Skip to content

Complete Onboarding Guide

Step-by-step guide to set up Hawkeye MCP and start investigating incidents.

Overview

This guide walks you through the complete onboarding process for Hawkeye MCP:

The Onboarding Journey

graph LR
    A[Install MCP] --> B[Add Connections]
    B --> C[Create Project]
    C --> D[Run Test Investigation]
    D --> E[Find & Investigate Alerts]
    E --> F[Configure Instructions]
    F --> G[Optimize & Refine]

Phases at a Glance

📦 Prerequisites & Installation (5-10 minutes)

  • Install Hawkeye MCP Server and configure your AI client
  • See Installation Guide for details

🔗 Phase 1: Add Connections (10-15 minutes)

  • Connect your cloud providers (AWS, Azure, GCP)
  • Link monitoring tools (Datadog, PagerDuty, etc.)
  • Wait for initial data sync

📁 Phase 2: Create Project (5 minutes)

  • Set up your first project
  • Link connections to the project
  • Set as default project

🔍 Phase 3: Run First Investigation (5-10 minutes)

  • Create a manual investigation to test the system
  • Review the RCA (Root Cause Analysis)
  • Understand the investigation output

🎯 Phase 4: Find & Investigate Real Alerts (10-15 minutes)

  • List uninvestigated alerts from your systems
  • Investigate a real incident
  • Execute corrective actions

📋 Phase 5: Configure Instructions (15-20 minutes)

Stored data entries
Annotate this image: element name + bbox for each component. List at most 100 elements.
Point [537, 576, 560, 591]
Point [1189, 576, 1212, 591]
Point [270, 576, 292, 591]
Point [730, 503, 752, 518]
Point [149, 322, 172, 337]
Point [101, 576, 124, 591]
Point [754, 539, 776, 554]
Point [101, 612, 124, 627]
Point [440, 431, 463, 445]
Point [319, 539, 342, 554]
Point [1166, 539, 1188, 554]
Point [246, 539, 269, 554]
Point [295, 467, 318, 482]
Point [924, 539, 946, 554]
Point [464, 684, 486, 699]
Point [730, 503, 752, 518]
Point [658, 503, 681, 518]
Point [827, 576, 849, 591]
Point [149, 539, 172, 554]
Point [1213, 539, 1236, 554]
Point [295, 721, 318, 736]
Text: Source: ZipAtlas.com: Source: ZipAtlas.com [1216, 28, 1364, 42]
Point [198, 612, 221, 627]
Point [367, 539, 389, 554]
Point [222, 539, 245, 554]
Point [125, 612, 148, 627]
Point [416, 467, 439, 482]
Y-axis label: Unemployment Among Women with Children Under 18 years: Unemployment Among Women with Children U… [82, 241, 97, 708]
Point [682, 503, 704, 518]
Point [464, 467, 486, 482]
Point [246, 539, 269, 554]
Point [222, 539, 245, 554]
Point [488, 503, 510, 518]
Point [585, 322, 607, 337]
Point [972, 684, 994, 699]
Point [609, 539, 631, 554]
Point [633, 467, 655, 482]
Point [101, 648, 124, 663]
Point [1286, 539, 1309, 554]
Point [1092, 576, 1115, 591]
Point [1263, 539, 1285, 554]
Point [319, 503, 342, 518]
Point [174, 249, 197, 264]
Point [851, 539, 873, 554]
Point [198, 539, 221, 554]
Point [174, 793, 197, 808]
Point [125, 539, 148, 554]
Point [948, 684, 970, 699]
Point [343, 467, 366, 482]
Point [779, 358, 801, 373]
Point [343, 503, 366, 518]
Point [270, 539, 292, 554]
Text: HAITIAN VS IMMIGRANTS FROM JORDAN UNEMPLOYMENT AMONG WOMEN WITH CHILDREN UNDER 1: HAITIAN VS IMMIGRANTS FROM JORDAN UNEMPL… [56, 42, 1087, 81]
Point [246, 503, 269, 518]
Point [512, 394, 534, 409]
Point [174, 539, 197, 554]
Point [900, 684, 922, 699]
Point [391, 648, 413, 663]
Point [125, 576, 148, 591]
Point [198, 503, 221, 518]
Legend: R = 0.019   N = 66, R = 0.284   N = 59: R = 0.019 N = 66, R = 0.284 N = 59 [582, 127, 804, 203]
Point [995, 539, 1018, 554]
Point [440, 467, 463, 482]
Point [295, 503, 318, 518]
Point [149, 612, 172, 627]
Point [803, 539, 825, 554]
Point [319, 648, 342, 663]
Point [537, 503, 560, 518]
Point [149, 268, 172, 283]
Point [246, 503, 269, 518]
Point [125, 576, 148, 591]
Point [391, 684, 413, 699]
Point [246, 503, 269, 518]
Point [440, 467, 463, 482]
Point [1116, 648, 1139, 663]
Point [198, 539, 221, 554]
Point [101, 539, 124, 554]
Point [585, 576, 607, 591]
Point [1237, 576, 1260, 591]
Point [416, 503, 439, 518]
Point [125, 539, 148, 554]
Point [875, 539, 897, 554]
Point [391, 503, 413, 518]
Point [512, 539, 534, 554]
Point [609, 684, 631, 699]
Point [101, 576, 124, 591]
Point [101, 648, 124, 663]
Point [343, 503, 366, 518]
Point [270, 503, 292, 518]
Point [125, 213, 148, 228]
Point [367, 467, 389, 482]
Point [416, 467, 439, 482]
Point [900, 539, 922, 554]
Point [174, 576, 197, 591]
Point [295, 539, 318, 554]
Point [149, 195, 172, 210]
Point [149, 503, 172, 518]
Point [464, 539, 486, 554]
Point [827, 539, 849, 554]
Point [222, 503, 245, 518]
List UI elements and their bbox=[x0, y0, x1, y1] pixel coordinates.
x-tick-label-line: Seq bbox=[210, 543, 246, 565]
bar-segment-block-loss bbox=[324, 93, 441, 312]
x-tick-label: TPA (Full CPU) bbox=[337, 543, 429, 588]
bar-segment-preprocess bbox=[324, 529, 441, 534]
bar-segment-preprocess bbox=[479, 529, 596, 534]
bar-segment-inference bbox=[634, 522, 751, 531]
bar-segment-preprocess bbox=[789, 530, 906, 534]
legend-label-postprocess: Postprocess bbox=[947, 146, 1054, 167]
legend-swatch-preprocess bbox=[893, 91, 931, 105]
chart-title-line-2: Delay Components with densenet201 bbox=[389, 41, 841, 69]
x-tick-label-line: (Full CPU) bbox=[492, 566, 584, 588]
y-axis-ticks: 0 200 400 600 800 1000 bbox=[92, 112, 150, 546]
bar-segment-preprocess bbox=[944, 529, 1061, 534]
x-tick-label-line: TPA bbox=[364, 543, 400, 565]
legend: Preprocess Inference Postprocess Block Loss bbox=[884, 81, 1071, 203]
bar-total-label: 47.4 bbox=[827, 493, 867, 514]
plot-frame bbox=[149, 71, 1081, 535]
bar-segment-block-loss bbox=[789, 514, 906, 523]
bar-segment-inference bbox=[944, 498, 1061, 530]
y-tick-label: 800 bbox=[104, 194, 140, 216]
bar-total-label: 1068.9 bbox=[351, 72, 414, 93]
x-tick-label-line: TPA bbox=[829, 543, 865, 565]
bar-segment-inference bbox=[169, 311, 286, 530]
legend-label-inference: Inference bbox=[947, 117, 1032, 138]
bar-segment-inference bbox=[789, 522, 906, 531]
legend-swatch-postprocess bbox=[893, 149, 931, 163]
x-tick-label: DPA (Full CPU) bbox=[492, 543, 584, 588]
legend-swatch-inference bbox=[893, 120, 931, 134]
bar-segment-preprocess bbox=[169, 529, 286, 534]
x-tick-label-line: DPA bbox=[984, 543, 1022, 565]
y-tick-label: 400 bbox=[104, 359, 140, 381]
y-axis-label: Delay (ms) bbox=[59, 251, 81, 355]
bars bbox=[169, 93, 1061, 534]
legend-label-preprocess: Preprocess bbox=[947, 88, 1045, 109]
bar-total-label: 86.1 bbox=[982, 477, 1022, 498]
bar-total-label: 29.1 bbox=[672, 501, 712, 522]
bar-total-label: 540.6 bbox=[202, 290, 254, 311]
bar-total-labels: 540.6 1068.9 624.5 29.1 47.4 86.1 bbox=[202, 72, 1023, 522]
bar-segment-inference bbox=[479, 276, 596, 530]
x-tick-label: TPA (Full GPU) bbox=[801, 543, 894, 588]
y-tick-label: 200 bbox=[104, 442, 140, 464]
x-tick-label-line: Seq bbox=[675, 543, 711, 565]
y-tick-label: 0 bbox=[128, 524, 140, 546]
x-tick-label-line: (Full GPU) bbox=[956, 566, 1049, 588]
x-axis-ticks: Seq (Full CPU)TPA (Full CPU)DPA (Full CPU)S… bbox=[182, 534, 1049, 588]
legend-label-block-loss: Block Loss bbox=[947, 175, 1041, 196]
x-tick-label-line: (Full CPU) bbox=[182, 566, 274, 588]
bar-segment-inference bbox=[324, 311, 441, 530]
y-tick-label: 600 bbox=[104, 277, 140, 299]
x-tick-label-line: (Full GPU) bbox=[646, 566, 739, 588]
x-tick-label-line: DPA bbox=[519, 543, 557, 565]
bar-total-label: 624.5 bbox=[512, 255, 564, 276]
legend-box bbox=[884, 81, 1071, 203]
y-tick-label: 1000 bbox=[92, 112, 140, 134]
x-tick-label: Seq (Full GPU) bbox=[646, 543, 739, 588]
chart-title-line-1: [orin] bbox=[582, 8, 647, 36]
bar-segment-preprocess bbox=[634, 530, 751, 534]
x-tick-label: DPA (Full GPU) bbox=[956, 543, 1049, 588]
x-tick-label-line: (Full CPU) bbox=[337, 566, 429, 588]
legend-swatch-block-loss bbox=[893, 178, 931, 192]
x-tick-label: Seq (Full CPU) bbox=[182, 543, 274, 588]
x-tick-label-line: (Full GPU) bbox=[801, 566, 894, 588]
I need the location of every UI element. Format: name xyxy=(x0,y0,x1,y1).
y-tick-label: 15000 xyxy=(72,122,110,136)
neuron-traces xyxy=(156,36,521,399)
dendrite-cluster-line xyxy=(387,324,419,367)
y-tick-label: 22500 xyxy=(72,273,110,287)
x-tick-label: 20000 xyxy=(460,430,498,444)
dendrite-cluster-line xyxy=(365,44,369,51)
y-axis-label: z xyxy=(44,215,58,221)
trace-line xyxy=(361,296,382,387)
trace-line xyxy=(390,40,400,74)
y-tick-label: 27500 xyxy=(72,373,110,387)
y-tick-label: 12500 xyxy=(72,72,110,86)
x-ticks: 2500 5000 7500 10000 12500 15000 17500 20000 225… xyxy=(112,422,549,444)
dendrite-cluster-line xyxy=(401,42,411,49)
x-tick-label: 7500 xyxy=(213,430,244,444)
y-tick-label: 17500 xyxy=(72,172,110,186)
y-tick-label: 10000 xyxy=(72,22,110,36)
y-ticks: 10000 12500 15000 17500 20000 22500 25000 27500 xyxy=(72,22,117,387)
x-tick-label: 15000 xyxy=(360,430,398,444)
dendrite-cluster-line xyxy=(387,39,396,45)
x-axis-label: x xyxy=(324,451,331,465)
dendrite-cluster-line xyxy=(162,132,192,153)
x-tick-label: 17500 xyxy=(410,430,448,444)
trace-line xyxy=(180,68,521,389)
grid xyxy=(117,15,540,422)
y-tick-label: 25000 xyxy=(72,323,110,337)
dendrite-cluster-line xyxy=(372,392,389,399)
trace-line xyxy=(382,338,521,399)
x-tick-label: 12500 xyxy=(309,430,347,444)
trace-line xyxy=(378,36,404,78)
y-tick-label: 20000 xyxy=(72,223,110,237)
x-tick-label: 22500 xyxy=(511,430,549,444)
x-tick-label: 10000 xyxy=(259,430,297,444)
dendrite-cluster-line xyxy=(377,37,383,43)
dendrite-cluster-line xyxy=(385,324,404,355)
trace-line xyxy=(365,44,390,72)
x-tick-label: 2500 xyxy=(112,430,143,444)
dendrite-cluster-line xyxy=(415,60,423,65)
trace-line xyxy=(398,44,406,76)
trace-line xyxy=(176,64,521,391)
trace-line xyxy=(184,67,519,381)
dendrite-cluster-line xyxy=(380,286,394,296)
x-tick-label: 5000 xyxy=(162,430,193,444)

▶ TASKS TO CARRY OUT
1. Translate this sentence from the Hawkeye MCP onboarding guide into Spanish: "This guide walks you through the complete onboarding process for Hawkeye MCP".
2. Write the next part of the Hawkeye MCP onboarding guide, picking up right after its last line.
The stored data entries are separate material and have no connection to the Hawkeye MCP onboarding guide.

▶ PER-TASK ANSWERS
1. Esta guía lo acompaña a lo largo de todo el proceso de incorporación de Hawkeye MCP.

2.
  • Add SYSTEM instructions for context
  • Create FILTER instructions to reduce noise
  • Test RCA instructions on past incidents

Total time: 50-75 minutes

Phased Approach

You don't need to complete everything in one sitting! Many teams split this across multiple sessions: - Day 1: Install + Connections + Project (20-30 min) - Day 2: First investigations + Instructions (30-45 min)

Prerequisites

Before starting, ensure you have:

  • Hawkeye account (book demo if needed)
  • Hawkeye MCP installed (see Installation Guide)
  • AI client configured (Claude Desktop, Claude Code, Cursor, or GitHub Copilot)
  • Cloud provider access (AWS, Azure, or GCP credentials)
  • Monitoring tool credentials (Datadog, PagerDuty, New Relic, etc.)

Installation Required

If you haven't installed Hawkeye MCP yet, follow the Installation Guide first, then return here.

Phase 1: Add Connections

Connect your cloud providers and monitoring tools to Hawkeye.

Step 1.1: Understand Connections

Hawkeye needs access to your infrastructure to investigate incidents:

Connection Type What It Provides Required?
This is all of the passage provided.